**Aim of the task**
Which lines hold the word "JSON"? Copy each one.
#####
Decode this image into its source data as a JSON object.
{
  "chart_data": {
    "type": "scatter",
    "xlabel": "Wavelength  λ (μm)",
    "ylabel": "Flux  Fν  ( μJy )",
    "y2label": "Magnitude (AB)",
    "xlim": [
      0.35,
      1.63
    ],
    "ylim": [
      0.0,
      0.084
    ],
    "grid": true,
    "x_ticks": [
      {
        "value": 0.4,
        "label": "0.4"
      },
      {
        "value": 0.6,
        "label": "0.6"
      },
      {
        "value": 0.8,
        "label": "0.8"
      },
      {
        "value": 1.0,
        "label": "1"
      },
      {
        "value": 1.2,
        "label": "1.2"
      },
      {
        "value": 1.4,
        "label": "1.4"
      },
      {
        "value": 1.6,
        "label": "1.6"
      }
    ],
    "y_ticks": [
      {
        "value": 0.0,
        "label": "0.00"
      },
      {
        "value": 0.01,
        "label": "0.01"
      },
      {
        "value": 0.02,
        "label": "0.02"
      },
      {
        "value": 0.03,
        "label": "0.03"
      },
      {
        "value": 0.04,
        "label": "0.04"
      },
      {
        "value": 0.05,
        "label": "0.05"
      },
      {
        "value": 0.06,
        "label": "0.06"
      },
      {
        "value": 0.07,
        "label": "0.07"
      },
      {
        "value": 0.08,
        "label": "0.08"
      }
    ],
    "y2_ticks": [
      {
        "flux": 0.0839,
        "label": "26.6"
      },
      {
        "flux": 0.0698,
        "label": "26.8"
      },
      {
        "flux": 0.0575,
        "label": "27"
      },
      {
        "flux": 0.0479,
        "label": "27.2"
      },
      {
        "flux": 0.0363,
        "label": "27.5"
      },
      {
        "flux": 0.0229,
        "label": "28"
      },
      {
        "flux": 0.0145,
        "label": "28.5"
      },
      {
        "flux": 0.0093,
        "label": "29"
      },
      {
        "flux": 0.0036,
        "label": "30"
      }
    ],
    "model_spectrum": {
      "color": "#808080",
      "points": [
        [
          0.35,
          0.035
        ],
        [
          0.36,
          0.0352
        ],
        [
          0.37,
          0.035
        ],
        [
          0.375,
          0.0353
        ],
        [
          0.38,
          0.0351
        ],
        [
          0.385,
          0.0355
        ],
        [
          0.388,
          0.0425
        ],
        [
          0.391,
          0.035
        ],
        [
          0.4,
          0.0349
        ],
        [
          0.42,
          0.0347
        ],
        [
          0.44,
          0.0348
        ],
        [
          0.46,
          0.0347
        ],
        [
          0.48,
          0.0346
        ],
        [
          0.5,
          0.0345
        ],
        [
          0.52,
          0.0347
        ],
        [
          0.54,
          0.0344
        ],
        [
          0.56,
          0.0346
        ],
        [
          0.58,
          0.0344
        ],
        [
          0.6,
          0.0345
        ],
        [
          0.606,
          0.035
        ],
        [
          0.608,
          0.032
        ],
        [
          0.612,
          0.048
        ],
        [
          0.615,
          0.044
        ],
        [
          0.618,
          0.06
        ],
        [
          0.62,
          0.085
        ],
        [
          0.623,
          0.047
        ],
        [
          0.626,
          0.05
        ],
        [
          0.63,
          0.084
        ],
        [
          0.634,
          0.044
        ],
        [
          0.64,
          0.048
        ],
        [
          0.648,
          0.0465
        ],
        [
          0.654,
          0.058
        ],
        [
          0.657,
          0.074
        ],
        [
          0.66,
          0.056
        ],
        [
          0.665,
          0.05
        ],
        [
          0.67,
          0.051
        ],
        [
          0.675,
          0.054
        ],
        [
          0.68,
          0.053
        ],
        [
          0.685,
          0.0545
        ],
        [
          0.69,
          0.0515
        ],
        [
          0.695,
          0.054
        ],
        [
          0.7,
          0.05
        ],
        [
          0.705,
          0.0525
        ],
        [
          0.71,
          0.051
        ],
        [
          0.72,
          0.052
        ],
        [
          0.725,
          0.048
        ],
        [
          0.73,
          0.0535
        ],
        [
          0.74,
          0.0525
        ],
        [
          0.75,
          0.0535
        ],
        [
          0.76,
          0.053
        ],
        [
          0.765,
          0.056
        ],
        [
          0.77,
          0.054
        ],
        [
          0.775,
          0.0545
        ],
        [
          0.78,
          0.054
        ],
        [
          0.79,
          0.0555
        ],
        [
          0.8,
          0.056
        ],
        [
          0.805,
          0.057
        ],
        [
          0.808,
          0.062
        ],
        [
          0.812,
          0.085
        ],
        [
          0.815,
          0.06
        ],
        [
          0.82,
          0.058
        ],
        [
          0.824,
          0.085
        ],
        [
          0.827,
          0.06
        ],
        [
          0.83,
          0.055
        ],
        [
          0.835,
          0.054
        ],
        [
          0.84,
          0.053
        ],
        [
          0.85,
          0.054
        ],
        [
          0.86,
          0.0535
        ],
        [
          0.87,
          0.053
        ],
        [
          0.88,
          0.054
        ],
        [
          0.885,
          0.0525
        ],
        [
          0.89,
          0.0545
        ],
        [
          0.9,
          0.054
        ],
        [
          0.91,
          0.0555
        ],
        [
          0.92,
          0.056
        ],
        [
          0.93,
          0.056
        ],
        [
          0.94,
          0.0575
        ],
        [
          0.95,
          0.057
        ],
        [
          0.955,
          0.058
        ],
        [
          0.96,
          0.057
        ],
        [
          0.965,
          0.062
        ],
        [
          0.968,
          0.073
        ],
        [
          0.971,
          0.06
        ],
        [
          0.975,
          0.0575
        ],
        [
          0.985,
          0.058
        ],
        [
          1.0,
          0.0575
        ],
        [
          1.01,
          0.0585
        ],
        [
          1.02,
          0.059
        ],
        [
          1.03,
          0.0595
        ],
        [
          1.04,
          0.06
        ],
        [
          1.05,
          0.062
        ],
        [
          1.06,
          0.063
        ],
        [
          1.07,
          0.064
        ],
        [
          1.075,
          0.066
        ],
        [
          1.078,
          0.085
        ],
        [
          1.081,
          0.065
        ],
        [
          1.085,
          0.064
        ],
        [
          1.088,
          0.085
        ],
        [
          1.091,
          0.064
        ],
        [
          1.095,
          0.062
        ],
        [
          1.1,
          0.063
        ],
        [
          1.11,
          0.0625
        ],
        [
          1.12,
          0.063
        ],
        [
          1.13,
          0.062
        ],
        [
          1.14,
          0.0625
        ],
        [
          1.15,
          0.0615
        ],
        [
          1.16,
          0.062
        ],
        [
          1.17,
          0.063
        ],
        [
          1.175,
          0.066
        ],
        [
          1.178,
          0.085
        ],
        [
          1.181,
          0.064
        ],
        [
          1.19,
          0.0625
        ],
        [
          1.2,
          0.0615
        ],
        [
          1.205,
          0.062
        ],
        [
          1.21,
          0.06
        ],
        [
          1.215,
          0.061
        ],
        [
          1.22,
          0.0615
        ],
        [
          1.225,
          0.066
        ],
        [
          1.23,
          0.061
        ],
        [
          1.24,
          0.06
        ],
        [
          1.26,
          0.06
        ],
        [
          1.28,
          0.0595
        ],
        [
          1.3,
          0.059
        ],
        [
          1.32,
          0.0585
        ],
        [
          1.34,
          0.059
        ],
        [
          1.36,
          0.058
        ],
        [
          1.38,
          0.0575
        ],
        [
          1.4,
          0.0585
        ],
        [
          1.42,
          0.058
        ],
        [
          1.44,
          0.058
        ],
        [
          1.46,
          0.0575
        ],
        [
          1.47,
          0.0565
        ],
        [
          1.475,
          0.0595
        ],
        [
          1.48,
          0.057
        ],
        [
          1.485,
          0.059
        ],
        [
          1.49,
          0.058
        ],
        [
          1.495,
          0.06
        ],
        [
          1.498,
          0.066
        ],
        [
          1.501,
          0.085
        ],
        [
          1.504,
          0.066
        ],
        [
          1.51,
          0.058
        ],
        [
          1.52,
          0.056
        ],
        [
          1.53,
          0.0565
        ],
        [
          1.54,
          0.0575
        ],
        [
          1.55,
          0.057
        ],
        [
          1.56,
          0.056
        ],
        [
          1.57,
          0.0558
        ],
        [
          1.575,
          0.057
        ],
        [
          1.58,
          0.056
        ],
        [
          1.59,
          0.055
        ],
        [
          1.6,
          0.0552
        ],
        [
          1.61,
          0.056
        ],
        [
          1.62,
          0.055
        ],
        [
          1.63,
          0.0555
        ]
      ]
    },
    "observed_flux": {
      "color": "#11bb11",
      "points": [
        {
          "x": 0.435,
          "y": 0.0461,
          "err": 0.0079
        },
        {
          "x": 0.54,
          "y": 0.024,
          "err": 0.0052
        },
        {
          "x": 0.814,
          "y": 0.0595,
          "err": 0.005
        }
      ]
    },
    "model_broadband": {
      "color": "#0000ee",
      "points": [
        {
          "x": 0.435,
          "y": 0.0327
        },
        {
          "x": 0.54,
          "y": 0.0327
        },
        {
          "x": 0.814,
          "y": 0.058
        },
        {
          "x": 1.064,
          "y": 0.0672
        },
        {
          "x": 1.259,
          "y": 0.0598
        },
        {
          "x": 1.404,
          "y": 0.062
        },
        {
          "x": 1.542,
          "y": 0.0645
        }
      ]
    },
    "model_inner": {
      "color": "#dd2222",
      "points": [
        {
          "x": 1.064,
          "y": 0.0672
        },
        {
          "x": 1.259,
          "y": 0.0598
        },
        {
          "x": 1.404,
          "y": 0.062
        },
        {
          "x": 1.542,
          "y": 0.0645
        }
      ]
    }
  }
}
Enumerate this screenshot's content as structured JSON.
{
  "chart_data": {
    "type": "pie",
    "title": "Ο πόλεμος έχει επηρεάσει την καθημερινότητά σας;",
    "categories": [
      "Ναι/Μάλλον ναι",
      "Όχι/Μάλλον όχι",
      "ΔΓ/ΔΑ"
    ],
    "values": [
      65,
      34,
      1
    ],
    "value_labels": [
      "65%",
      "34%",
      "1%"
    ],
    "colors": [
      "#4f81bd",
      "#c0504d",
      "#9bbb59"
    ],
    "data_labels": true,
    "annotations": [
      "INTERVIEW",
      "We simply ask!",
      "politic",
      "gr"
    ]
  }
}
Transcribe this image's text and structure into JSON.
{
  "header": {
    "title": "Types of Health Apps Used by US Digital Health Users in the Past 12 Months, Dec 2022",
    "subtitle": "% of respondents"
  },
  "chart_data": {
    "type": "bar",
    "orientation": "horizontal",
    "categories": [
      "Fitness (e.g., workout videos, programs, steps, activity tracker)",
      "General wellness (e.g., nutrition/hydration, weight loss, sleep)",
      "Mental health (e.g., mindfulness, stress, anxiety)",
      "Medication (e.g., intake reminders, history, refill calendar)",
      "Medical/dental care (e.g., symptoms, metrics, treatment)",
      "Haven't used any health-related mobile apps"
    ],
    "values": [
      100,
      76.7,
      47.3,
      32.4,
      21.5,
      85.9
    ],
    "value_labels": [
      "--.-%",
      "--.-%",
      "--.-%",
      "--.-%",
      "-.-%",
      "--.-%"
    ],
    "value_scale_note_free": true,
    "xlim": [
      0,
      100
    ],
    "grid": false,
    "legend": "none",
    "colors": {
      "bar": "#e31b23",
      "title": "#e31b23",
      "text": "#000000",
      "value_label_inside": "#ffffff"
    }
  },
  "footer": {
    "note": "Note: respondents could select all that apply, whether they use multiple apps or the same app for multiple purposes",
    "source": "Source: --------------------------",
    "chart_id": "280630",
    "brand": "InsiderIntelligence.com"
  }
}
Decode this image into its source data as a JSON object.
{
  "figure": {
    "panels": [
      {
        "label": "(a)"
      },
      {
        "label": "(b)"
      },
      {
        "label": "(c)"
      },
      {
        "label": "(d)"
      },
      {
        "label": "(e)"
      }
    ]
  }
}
#####
**Reply**
Decode this image into its source data as a JSON object.
Enumerate this screenshot's content as structured JSON.
Transcribe this image's text and structure into JSON.
Decode this image into its source data as a JSON object.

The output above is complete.